» **TEXTBLOCK**
Nach Xi-Besuch bei Obama bleiben die alten Reibungspunkte *

Chinas künftiger starker Mann war zu Besuch beim USA-Präsidenten. Der forderte, China müsse sich an Wirtschaftsregeln halten.

Der als künftiger chinesischer Staatschef gehandelte Vizepräsident Xi Jinping hat sich bei Präsident Barack Obama vorgestellt. Der anerkannte, dass China eine »außergewöhnliche Entwicklung« hingelegt habe. Mit mehr Macht und Wohlstand komme aber auch »mehr Verantwortung« für Peking, sagte Obama. »Wir wollen mit China zusammenarbeiten, um sicherzustellen, dass sich jeder an die Verkehrsregeln des Weltwirtschaftssystems hält.« Es müsse ausgeglichene Handelsströme zwischen China und den USA geben.

Auch Xi rief später bei einem Mittagessen mit US-Vizepräsident Joe Biden und Außenministerin Hillary Clinton zu »größerem Gleichgewicht« bei Handel und Investitionen auf. Er appellierte an die USA, die Differenzen durch Dialog und nicht durch den Aufbau von Handelsschranken zu lösen.

Die USA und China streiten vor allem um die niedrige Bewertung der chinesischen Währung, was Washington als unfairen Vorteil auf dem Weltmarkt anprangert. Im US-Kongress setzen sich Abgeordnete für Strafzölle auf chinesische Produkte ein. Obama kündigte die Schaffung einer neuen Behörde an, um die Einhaltung von Handelsregeln insbesondere durch China zu überprüfen.

» **VORLIEGENDE DATENSÄTZE**
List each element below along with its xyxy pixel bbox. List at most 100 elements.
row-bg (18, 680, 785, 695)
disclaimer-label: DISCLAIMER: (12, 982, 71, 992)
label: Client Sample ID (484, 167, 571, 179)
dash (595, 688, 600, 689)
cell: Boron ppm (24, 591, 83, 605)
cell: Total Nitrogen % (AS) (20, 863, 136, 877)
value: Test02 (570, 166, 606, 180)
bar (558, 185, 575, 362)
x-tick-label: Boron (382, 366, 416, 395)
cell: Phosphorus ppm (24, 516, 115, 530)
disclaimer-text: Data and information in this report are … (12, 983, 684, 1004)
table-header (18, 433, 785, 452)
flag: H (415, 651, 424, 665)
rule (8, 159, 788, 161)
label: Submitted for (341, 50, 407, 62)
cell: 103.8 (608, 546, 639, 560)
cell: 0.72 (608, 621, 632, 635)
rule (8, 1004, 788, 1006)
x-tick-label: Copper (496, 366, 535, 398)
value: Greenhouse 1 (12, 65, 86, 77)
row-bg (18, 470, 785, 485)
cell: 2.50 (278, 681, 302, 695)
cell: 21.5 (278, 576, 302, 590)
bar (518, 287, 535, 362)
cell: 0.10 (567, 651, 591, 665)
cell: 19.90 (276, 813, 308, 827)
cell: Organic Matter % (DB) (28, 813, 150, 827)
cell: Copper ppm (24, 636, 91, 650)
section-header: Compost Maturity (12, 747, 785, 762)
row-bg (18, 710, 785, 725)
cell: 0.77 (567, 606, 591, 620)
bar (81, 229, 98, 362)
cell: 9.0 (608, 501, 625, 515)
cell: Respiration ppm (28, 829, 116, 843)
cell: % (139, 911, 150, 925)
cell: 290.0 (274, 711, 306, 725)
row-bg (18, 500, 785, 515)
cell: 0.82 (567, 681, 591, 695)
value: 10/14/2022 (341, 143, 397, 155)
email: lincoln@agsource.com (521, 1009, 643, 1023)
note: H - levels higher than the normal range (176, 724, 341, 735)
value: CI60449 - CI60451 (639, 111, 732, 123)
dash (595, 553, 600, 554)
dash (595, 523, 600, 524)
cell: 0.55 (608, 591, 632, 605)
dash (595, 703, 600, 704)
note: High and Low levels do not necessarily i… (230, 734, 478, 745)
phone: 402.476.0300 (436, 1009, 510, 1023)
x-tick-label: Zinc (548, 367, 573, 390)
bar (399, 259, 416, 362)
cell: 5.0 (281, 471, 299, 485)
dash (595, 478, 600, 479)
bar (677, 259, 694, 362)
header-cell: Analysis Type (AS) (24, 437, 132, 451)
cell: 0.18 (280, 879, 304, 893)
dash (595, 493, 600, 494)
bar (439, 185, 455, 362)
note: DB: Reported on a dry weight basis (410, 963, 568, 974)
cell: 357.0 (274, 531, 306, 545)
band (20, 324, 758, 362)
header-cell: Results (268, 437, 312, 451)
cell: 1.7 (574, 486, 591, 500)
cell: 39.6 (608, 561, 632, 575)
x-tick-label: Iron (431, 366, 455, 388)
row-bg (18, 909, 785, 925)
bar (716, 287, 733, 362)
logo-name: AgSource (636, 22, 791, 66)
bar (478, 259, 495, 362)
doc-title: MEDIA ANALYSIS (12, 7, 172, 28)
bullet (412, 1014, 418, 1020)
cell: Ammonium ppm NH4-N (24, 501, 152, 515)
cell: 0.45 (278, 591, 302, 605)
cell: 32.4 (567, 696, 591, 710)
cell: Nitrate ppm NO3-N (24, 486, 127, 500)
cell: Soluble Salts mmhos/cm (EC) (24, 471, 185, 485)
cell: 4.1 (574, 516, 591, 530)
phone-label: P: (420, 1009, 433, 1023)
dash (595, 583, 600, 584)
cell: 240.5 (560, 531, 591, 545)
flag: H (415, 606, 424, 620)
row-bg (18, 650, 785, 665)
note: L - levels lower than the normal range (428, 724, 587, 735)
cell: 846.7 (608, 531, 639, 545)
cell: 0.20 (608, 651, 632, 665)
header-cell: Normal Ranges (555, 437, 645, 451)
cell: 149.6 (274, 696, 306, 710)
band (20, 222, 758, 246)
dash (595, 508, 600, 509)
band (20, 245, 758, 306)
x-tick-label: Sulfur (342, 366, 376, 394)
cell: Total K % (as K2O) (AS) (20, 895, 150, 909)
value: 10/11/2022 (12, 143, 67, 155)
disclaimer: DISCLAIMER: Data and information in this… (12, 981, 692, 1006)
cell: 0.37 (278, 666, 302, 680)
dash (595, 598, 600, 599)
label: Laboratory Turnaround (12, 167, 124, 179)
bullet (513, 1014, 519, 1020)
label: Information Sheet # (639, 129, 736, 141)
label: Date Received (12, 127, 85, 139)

» **ZU ERLEDIGEN**
[a] Ordne die Zeilen der Datensätze als JSON-Liste von Zeichenketten an, eine Zeichenkette pro Zeile und ohne Leerzeilen. Gemeint sind die Zeilen vom Anfang der Datensätze bis einschließlich der Zeile mit "email: lincoln@agsource.com (521, 1009, 643, 1023)".
[b] Nimm den Text über Xis Besuch bei Obama nach seinem letzten Satz auf und führe ihn weiter.
Text und Datensätze stammen aus verschiedenen Quellen.

» **ANTWORTEN JE AUFGABE**
[a]
[
  "List each element below along with its xyxy pixel bbox. List at most 100 elements.",
  "row-bg (18, 680, 785, 695)",
  "disclaimer-label: DISCLAIMER: (12, 982, 71, 992)",
  "label: Client Sample ID (484, 167, 571, 179)",
  "dash (595, 688, 600, 689)",
  "cell: Boron ppm (24, 591, 83, 605)",
  "cell: Total Nitrogen % (AS) (20, 863, 136, 877)",
  "value: Test02 (570, 166, 606, 180)",
  "bar (558, 185, 575, 362)",
  "x-tick-label: Boron (382, 366, 416, 395)",
  "cell: Phosphorus ppm (24, 516, 115, 530)",
  "disclaimer-text: Data and information in this report are … (12, 983, 684, 1004)",
  "table-header (18, 433, 785, 452)",
  "flag: H (415, 651, 424, 665)",
  "rule (8, 159, 788, 161)",
  "label: Submitted for (341, 50, 407, 62)",
  "cell: 103.8 (608, 546, 639, 560)",
  "cell: 0.72 (608, 621, 632, 635)",
  "rule (8, 1004, 788, 1006)",
  "x-tick-label: Copper (496, 366, 535, 398)",
  "value: Greenhouse 1 (12, 65, 86, 77)",
  "row-bg (18, 470, 785, 485)",
  "cell: 2.50 (278, 681, 302, 695)",
  "cell: 21.5 (278, 576, 302, 590)",
  "bar (518, 287, 535, 362)",
  "cell: 0.10 (567, 651, 591, 665)",
  "cell: 19.90 (276, 813, 308, 827)",
  "cell: Organic Matter % (DB) (28, 813, 150, 827)",
  "cell: Copper ppm (24, 636, 91, 650)",
  "section-header: Compost Maturity (12, 747, 785, 762)",
  "row-bg (18, 710, 785, 725)",
  "cell: 0.77 (567, 606, 591, 620)",
  "bar (81, 229, 98, 362)",
  "cell: 9.0 (608, 501, 625, 515)",
  "cell: Respiration ppm (28, 829, 116, 843)",
  "cell: % (139, 911, 150, 925)",
  "cell: 290.0 (274, 711, 306, 725)",
  "row-bg (18, 500, 785, 515)",
  "cell: 0.82 (567, 681, 591, 695)",
  "value: 10/14/2022 (341, 143, 397, 155)",
  "email: lincoln@agsource.com (521, 1009, 643, 1023)"
]

[b]
Außerdem erklärte er, die USA pochten weiter darauf, dass »Hoffnungen und Rechte« der Menschen weltweit verwirklicht werden. Xi verwies auf »enorme« Fortschritte bei den Menschenrechten im Laufe der vergangenen 30 Jahre, räumte allerdings »Raum für Verbesserung« ein. China werde im Lichte seiner nationalen Bedingungen weitere Schritte unternehmen.

Zwischen den USA und China gibt es auch militärische Reibungspunkte. Während Washington auf die chinesische Aufrüstung vor allem bei der Marine verweist, lehnt Peking die geplante Ausweitung der US-Militärpräsenz im asiatisch-pazifischen Raum ab.

Xi war am Montag (13. Feb.) in den USA gelandet. Weitere Stationen der bis Freitag dauernden Reise sind der Bundesstaat Iowa, wo sich Xi in den 80er Jahren für ein Austauschprogramm aufgehalten hatte, sowie Los Angeles. Der Vizepräsident lud Obama nach Angaben des Weißen Hauses zu einem Gegenbesuch in China ein.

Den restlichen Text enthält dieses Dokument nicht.